* [Selected excerpt]:
begin
Weber’s new venture was a success for several years. Her films about marriage and domestic life were popular until tastes changed in the early 1920’s and audiences wanted films a about flappers and fun, not social justice. If you want to know more about Weber, film historian Shelley Stamp has written a lot about her including an entry at the Women Film Pioneers Project.

Kingsley had an unusual favorite film this week: a one-reel travelogue. She wrote:

Tally’s Broadway is featuring one this week that is based on an entirely new idea. Its views are those of the far northwest in winter, and these alone are sufficient to hold the enchanted attention of the lovers of travel pictures and of nature. But the subtle new feature is the introduction of a man and a dog. You don’t know anything about them: therefore they are full of interest, and you make up your own story about them. Whence do they come, and whither are they bound? What is their lonely mission in this ice-locked land? It’s very fascinating, indeed, and appeals to the imagination not deadened by the too obvious picture plots.
end
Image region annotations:
begin
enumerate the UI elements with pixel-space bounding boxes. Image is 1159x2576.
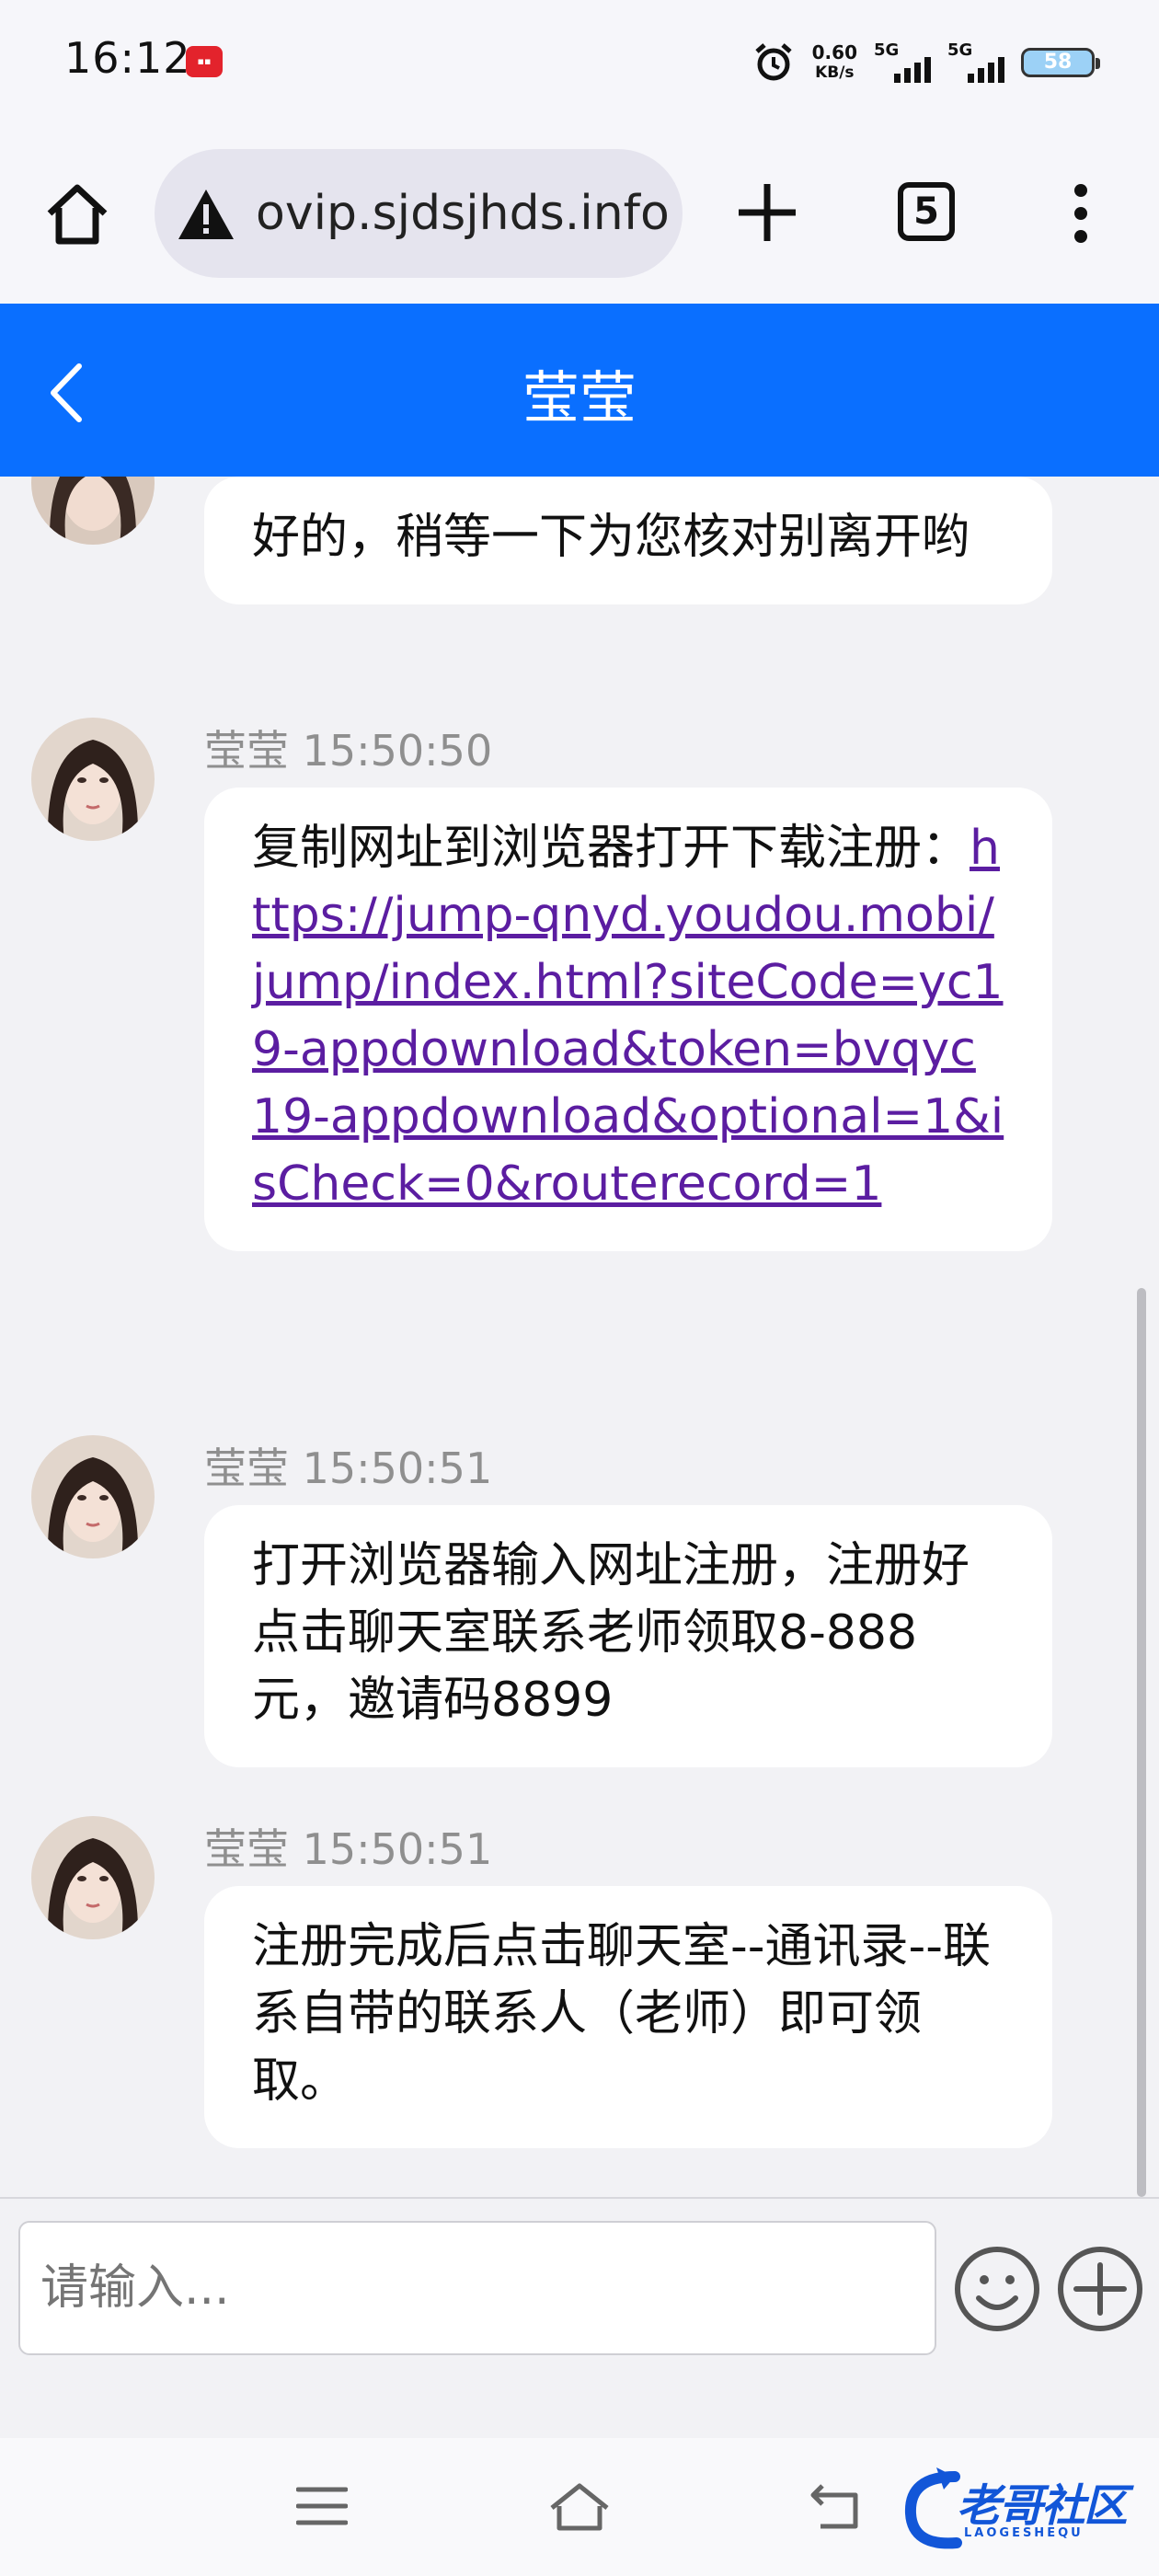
battery-icon: 58 <box>1021 48 1100 77</box>
nav-home-icon[interactable] <box>546 2480 613 2532</box>
input-area <box>0 2197 1159 2438</box>
url-text[interactable]: ovip.sjdsjhds.info <box>256 186 670 241</box>
alarm-icon <box>754 43 792 81</box>
new-tab-icon[interactable] <box>731 177 803 248</box>
message-meta: 莹莹 15:50:51 <box>204 1443 493 1493</box>
message-meta: 莹莹 15:50:51 <box>204 1824 493 1874</box>
signal-icon-1: 5G <box>874 40 931 85</box>
nav-back-icon[interactable] <box>809 2480 865 2532</box>
message-bubble: 好的，稍等一下为您核对别离开哟 <box>204 477 1052 604</box>
chat-title: 莹莹 <box>522 364 637 431</box>
home-icon[interactable] <box>40 177 114 250</box>
message-bubble: 注册完成后点击聊天室--通讯录--联系自带的联系人（老师）即可领取。 <box>204 1886 1052 2148</box>
warning-icon[interactable] <box>177 188 235 241</box>
chat-header: 莹莹 <box>0 304 1159 477</box>
avatar[interactable] <box>31 477 155 545</box>
status-icons: 0.60 KB/s 5G 5G 58 <box>752 35 1100 90</box>
address-bar[interactable]: ovip.sjdsjhds.info <box>155 149 683 278</box>
avatar[interactable] <box>31 1435 155 1558</box>
signal-icon-2: 5G <box>947 40 1004 85</box>
message-bubble: 打开浏览器输入网址注册，注册好点击聊天室联系老师领取8-888元，邀请码8899 <box>204 1505 1052 1767</box>
message-link[interactable]: https://jump-qnyd.youdou.mobi/jump/index… <box>252 821 1004 1212</box>
emoji-icon[interactable] <box>953 2245 1041 2333</box>
message-meta: 莹莹 15:50:50 <box>204 726 493 776</box>
add-attachment-icon[interactable] <box>1056 2245 1144 2333</box>
notification-app-icon: ▪▪ <box>186 46 223 77</box>
system-nav-bar: 老哥社区 LAOGESHEQU <box>0 2438 1159 2576</box>
message-input[interactable] <box>18 2221 936 2355</box>
net-speed: 0.60 KB/s <box>811 41 857 82</box>
scrollbar[interactable] <box>1137 1288 1146 2197</box>
avatar[interactable] <box>31 1816 155 1939</box>
avatar[interactable] <box>31 718 155 841</box>
status-bar: 16:12 ▪▪ 0.60 KB/s 5G 5G 58 <box>0 0 1159 129</box>
browser-toolbar: ovip.sjdsjhds.info 5 <box>0 129 1159 304</box>
message-list[interactable]: 好的，稍等一下为您核对别离开哟 莹莹 15:50:50 复制网址到浏览器打开下载… <box>0 477 1159 2197</box>
more-menu-icon[interactable] <box>1067 177 1095 250</box>
status-time: 16:12 <box>64 33 191 83</box>
watermark-logo: 老哥社区 LAOGESHEQU <box>900 2455 1148 2565</box>
tab-switcher-button[interactable]: 5 <box>898 182 955 241</box>
message-bubble: 复制网址到浏览器打开下载注册：https://jump-qnyd.youdou.… <box>204 788 1052 1251</box>
recent-apps-icon[interactable] <box>296 2486 348 2526</box>
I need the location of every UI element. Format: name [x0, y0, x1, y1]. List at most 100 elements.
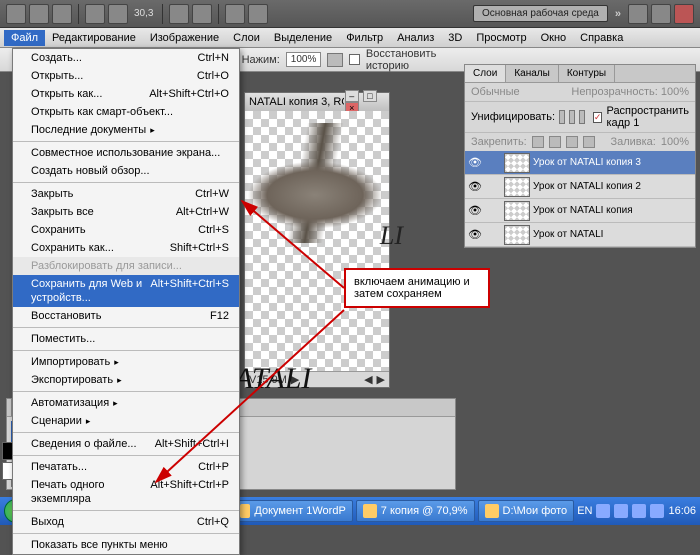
menuitem[interactable]: ВыходCtrl+Q [13, 513, 239, 531]
propagate-label: Распространить кадр 1 [606, 105, 689, 129]
menu-анализ[interactable]: Анализ [390, 30, 441, 46]
fill-label: Заливка: [610, 136, 655, 148]
app-toolbar: 30,3 Основная рабочая среда » [0, 0, 700, 28]
menuitem[interactable]: Импортировать [13, 353, 239, 371]
layer-row[interactable]: 👁Урок от NATALI копия 3 [465, 151, 695, 175]
unify-vis-icon[interactable] [569, 110, 575, 124]
eye-icon[interactable]: 👁 [465, 180, 485, 193]
max-icon[interactable] [651, 4, 671, 24]
document-title: NATALI копия 3, RGB... [249, 96, 344, 108]
taskbar-item[interactable]: Документ 1WordP [233, 500, 353, 522]
lock-pos-icon[interactable] [566, 136, 578, 148]
scroll-left-icon[interactable]: ◀ [364, 373, 372, 386]
menuitem[interactable]: Последние документы [13, 121, 239, 139]
menuitem[interactable]: Открыть как смарт-объект... [13, 103, 239, 121]
menu-выделение[interactable]: Выделение [267, 30, 339, 46]
menu-просмотр[interactable]: Просмотр [469, 30, 533, 46]
menu-окно[interactable]: Окно [534, 30, 574, 46]
doc-max-button[interactable]: □ [363, 90, 377, 102]
document-window: NATALI копия 3, RGB... – □ × LI V15.9M ▶… [244, 92, 390, 388]
clock[interactable]: 16:06 [668, 505, 696, 517]
menuitem[interactable]: Печатать...Ctrl+P [13, 458, 239, 476]
menuitem[interactable]: Поместить... [13, 330, 239, 348]
propagate-checkbox[interactable]: ✓ [593, 112, 603, 123]
arrange-icon[interactable] [225, 4, 245, 24]
flow-label: Нажим: [242, 54, 280, 66]
tray-icon[interactable] [632, 504, 646, 518]
screen-icon[interactable] [248, 4, 268, 24]
menuitem[interactable]: Создать...Ctrl+N [13, 49, 239, 67]
workspace-picker[interactable]: Основная рабочая среда [473, 5, 608, 22]
lock-all-icon[interactable] [583, 136, 595, 148]
close-icon[interactable] [674, 4, 694, 24]
opacity-value: 30,3 [134, 8, 153, 19]
menuitem[interactable]: СохранитьCtrl+S [13, 221, 239, 239]
menu-справка[interactable]: Справка [573, 30, 630, 46]
file-menu: Создать...Ctrl+NОткрыть...Ctrl+OОткрыть … [12, 48, 240, 555]
annotation-callout: включаем анимацию и затем сохраняем [344, 268, 490, 308]
menu-слои[interactable]: Слои [226, 30, 267, 46]
menuitem[interactable]: Автоматизация [13, 394, 239, 412]
menuitem[interactable]: Экспортировать [13, 371, 239, 389]
doc-min-button[interactable]: – [345, 90, 359, 102]
airbrush-icon[interactable] [327, 53, 343, 67]
taskbar-item[interactable]: D:\Мои фото [478, 500, 575, 522]
chevrons-icon[interactable]: » [615, 8, 621, 20]
layer-row[interactable]: 👁Урок от NATALI [465, 223, 695, 247]
menuitem: Разблокировать для записи... [13, 257, 239, 275]
unify-pos-icon[interactable] [559, 110, 565, 124]
menuitem[interactable]: Создать новый обзор... [13, 162, 239, 180]
menuitem[interactable]: Сохранить для Web и устройств...Alt+Shif… [13, 275, 239, 307]
min-icon[interactable] [628, 4, 648, 24]
opacity-value-field[interactable]: 100% [661, 86, 689, 98]
tab-channels[interactable]: Каналы [506, 65, 559, 82]
flow-field[interactable]: 100% [286, 52, 322, 67]
blend-mode[interactable]: Обычные [471, 86, 520, 98]
layer-row[interactable]: 👁Урок от NATALI копия [465, 199, 695, 223]
menuitem[interactable]: Сохранить как...Shift+Ctrl+S [13, 239, 239, 257]
menuitem[interactable]: Сведения о файле...Alt+Shift+Ctrl+I [13, 435, 239, 453]
eye-icon[interactable]: 👁 [465, 204, 485, 217]
tab-paths[interactable]: Контуры [559, 65, 615, 82]
mb-icon[interactable] [52, 4, 72, 24]
menu-редактирование[interactable]: Редактирование [45, 30, 143, 46]
rotate-icon[interactable] [192, 4, 212, 24]
menuitem[interactable]: Открыть...Ctrl+O [13, 67, 239, 85]
menuitem[interactable]: Открыть как...Alt+Shift+Ctrl+O [13, 85, 239, 103]
eye-icon[interactable]: 👁 [465, 228, 485, 241]
tab-layers[interactable]: Слои [465, 65, 506, 82]
tray-icon[interactable] [614, 504, 628, 518]
menu-изображение[interactable]: Изображение [143, 30, 226, 46]
layer-row[interactable]: 👁Урок от NATALI копия 2 [465, 175, 695, 199]
menuitem[interactable]: ВосстановитьF12 [13, 307, 239, 325]
lock-trans-icon[interactable] [532, 136, 544, 148]
menu-3d[interactable]: 3D [441, 30, 469, 46]
menuitem[interactable]: Показать все пункты меню [13, 536, 239, 554]
lang-indicator[interactable]: EN [577, 505, 592, 517]
menuitem[interactable]: Сценарии [13, 412, 239, 430]
menuitem[interactable]: Печать одного экземпляраAlt+Shift+Ctrl+P [13, 476, 239, 508]
tray-icon[interactable] [650, 504, 664, 518]
lock-pixels-icon[interactable] [549, 136, 561, 148]
bird-image [235, 123, 395, 243]
menuitem[interactable]: Совместное использование экрана... [13, 144, 239, 162]
scroll-right-icon[interactable]: ▶ [377, 373, 385, 386]
view-icon[interactable] [85, 4, 105, 24]
document-canvas[interactable]: LI [245, 111, 389, 371]
fill-value[interactable]: 100% [661, 136, 689, 148]
restore-checkbox[interactable] [349, 54, 360, 65]
canvas-text: LI [380, 221, 403, 251]
hand-icon[interactable] [169, 4, 189, 24]
eye-icon[interactable]: 👁 [465, 156, 485, 169]
menuitem[interactable]: ЗакрытьCtrl+W [13, 185, 239, 203]
taskbar-item[interactable]: 7 копия @ 70,9% [356, 500, 475, 522]
restore-label: Восстановить историю [366, 48, 480, 72]
menu-файл[interactable]: Файл [4, 30, 45, 46]
menu-фильтр[interactable]: Фильтр [339, 30, 390, 46]
tray-icon[interactable] [596, 504, 610, 518]
ps-icon[interactable] [6, 4, 26, 24]
unify-style-icon[interactable] [579, 110, 585, 124]
bridge-icon[interactable] [29, 4, 49, 24]
menuitem[interactable]: Закрыть всеAlt+Ctrl+W [13, 203, 239, 221]
zoom-icon[interactable] [108, 4, 128, 24]
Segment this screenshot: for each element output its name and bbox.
end
* [Exercise description]:
Reproduce the excerpt on early silent films word for word, from "Kingsley had an" to "obvious picture plots.".

* [Task solution]:
Kingsley had an unusual favorite film this week: a one-reel travelogue. She wrote:

Tally’s Broadway is featuring one this week that is based on an entirely new idea. Its views are those of the far northwest in winter, and these alone are sufficient to hold the enchanted attention of the lovers of travel pictures and of nature. But the subtle new feature is the introduction of a man and a dog. You don’t know anything about them: therefore they are full of interest, and you make up your own story about them. Whence do they come, and whither are they bound? What is their lonely mission in this ice-locked land? It’s very fascinating, indeed, and appeals to the imagination not deadened by the too obvious picture plots.